### Required task
Reproduce every line of the data below word for word.

### Available records
## start
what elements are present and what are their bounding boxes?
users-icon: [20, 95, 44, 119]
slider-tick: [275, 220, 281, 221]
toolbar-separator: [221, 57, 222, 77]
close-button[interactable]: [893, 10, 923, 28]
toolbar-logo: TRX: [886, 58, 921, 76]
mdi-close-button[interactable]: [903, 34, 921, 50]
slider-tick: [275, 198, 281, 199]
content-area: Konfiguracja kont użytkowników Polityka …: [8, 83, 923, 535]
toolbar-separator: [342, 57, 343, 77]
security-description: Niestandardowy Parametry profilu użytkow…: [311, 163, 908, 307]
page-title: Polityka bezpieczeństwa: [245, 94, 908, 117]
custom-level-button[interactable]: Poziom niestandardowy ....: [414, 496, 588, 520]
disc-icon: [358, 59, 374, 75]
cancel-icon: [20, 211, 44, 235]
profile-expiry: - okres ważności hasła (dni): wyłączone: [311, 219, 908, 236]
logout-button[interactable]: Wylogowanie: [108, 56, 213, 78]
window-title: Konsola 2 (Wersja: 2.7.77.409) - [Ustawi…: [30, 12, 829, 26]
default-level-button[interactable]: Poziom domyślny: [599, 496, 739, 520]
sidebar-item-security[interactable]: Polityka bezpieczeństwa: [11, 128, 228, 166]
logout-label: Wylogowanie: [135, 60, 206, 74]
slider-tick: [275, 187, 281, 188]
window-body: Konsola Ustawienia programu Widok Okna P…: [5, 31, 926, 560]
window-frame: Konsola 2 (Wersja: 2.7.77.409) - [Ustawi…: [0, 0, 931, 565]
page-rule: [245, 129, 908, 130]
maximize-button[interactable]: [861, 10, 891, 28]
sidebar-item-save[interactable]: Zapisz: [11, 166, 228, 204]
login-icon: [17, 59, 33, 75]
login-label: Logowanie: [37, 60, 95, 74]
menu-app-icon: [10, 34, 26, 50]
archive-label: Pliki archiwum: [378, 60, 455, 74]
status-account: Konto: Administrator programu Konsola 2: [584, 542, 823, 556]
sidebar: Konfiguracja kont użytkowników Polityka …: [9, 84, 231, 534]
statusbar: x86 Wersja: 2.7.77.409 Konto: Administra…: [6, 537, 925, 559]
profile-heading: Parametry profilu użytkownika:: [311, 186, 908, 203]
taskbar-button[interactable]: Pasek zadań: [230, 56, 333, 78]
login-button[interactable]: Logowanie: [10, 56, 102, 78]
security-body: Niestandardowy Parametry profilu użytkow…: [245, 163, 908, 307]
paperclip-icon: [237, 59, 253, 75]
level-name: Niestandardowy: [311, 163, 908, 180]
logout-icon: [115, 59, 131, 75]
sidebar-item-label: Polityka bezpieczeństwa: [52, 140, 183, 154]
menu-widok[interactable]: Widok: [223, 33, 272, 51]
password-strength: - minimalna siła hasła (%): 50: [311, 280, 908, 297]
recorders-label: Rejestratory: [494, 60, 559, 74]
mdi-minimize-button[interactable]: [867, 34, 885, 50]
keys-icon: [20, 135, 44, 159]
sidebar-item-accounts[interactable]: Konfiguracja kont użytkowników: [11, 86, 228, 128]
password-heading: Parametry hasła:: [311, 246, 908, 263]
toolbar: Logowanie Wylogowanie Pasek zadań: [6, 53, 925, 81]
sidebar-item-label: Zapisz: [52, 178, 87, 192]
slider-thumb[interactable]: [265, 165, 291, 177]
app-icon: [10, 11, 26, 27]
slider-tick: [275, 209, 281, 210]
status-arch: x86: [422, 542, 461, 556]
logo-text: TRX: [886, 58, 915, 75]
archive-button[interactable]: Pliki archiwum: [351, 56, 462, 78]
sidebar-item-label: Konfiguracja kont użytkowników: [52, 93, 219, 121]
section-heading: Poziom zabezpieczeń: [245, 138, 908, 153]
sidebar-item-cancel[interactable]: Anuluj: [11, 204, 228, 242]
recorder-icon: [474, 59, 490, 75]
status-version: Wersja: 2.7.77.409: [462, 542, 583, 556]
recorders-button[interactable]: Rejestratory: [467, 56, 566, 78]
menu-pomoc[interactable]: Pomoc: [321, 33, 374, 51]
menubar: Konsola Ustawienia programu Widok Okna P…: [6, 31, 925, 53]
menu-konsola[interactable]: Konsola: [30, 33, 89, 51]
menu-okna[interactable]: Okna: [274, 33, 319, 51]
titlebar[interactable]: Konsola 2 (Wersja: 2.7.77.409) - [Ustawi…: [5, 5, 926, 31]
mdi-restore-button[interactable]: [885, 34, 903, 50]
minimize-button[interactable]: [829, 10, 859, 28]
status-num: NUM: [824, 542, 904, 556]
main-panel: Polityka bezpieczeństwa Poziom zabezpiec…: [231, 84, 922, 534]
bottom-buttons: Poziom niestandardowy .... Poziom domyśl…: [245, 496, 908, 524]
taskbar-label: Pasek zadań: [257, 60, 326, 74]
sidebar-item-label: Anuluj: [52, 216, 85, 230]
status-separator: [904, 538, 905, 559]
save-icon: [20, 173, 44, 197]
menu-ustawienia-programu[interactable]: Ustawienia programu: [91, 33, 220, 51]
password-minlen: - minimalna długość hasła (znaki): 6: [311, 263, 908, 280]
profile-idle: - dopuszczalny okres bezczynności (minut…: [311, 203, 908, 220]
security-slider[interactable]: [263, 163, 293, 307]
## end
### Final result
what elements are present and what are their bounding boxes?
users-icon: [20, 95, 44, 119]
slider-tick: [275, 220, 281, 221]
toolbar-separator: [221, 57, 222, 77]
close-button[interactable]: [893, 10, 923, 28]
toolbar-logo: TRX: [886, 58, 921, 76]
mdi-close-button[interactable]: [903, 34, 921, 50]
slider-tick: [275, 198, 281, 199]
content-area: Konfiguracja kont użytkowników Polityka …: [8, 83, 923, 535]
toolbar-separator: [342, 57, 343, 77]
security-description: Niestandardowy Parametry profilu użytkow…: [311, 163, 908, 307]
page-title: Polityka bezpieczeństwa: [245, 94, 908, 117]
custom-level-button[interactable]: Poziom niestandardowy ....: [414, 496, 588, 520]
disc-icon: [358, 59, 374, 75]
cancel-icon: [20, 211, 44, 235]
profile-expiry: - okres ważności hasła (dni): wyłączone: [311, 219, 908, 236]
logout-button[interactable]: Wylogowanie: [108, 56, 213, 78]
window-title: Konsola 2 (Wersja: 2.7.77.409) - [Ustawi…: [30, 12, 829, 26]
default-level-button[interactable]: Poziom domyślny: [599, 496, 739, 520]
sidebar-item-security[interactable]: Polityka bezpieczeństwa: [11, 128, 228, 166]
logout-label: Wylogowanie: [135, 60, 206, 74]
slider-tick: [275, 187, 281, 188]
window-body: Konsola Ustawienia programu Widok Okna P…: [5, 31, 926, 560]
window-frame: Konsola 2 (Wersja: 2.7.77.409) - [Ustawi…: [0, 0, 931, 565]
page-rule: [245, 129, 908, 130]
maximize-button[interactable]: [861, 10, 891, 28]
sidebar-item-save[interactable]: Zapisz: [11, 166, 228, 204]
login-icon: [17, 59, 33, 75]
login-label: Logowanie: [37, 60, 95, 74]
menu-app-icon: [10, 34, 26, 50]
archive-label: Pliki archiwum: [378, 60, 455, 74]
status-account: Konto: Administrator programu Konsola 2: [584, 542, 823, 556]
sidebar: Konfiguracja kont użytkowników Polityka …: [9, 84, 231, 534]
statusbar: x86 Wersja: 2.7.77.409 Konto: Administra…: [6, 537, 925, 559]
profile-heading: Parametry profilu użytkownika:: [311, 186, 908, 203]
taskbar-button[interactable]: Pasek zadań: [230, 56, 333, 78]
login-button[interactable]: Logowanie: [10, 56, 102, 78]
security-body: Niestandardowy Parametry profilu użytkow…: [245, 163, 908, 307]
paperclip-icon: [237, 59, 253, 75]
level-name: Niestandardowy: [311, 163, 908, 180]
logout-icon: [115, 59, 131, 75]
sidebar-item-label: Polityka bezpieczeństwa: [52, 140, 183, 154]
menu-widok[interactable]: Widok: [223, 33, 272, 51]
password-strength: - minimalna siła hasła (%): 50: [311, 280, 908, 297]
recorders-label: Rejestratory: [494, 60, 559, 74]
mdi-minimize-button[interactable]: [867, 34, 885, 50]
keys-icon: [20, 135, 44, 159]
sidebar-item-accounts[interactable]: Konfiguracja kont użytkowników: [11, 86, 228, 128]
password-heading: Parametry hasła:: [311, 246, 908, 263]
toolbar: Logowanie Wylogowanie Pasek zadań: [6, 53, 925, 81]
sidebar-item-label: Zapisz: [52, 178, 87, 192]
slider-thumb[interactable]: [265, 165, 291, 177]
app-icon: [10, 11, 26, 27]
slider-tick: [275, 209, 281, 210]
status-arch: x86: [422, 542, 461, 556]
logo-text: TRX: [886, 58, 915, 75]
archive-button[interactable]: Pliki archiwum: [351, 56, 462, 78]
sidebar-item-label: Konfiguracja kont użytkowników: [52, 93, 219, 121]
section-heading: Poziom zabezpieczeń: [245, 138, 908, 153]
sidebar-item-cancel[interactable]: Anuluj: [11, 204, 228, 242]
recorder-icon: [474, 59, 490, 75]
status-version: Wersja: 2.7.77.409: [462, 542, 583, 556]
recorders-button[interactable]: Rejestratory: [467, 56, 566, 78]
menu-pomoc[interactable]: Pomoc: [321, 33, 374, 51]
menubar: Konsola Ustawienia programu Widok Okna P…: [6, 31, 925, 53]
menu-konsola[interactable]: Konsola: [30, 33, 89, 51]
menu-okna[interactable]: Okna: [274, 33, 319, 51]
titlebar[interactable]: Konsola 2 (Wersja: 2.7.77.409) - [Ustawi…: [5, 5, 926, 31]
mdi-restore-button[interactable]: [885, 34, 903, 50]
minimize-button[interactable]: [829, 10, 859, 28]
status-num: NUM: [824, 542, 904, 556]
main-panel: Polityka bezpieczeństwa Poziom zabezpiec…: [231, 84, 922, 534]
bottom-buttons: Poziom niestandardowy .... Poziom domyśl…: [245, 496, 908, 524]
taskbar-label: Pasek zadań: [257, 60, 326, 74]
sidebar-item-label: Anuluj: [52, 216, 85, 230]
status-separator: [904, 538, 905, 559]
save-icon: [20, 173, 44, 197]
menu-ustawienia-programu[interactable]: Ustawienia programu: [91, 33, 220, 51]
password-minlen: - minimalna długość hasła (znaki): 6: [311, 263, 908, 280]
profile-idle: - dopuszczalny okres bezczynności (minut…: [311, 203, 908, 220]
security-slider[interactable]: [263, 163, 293, 307]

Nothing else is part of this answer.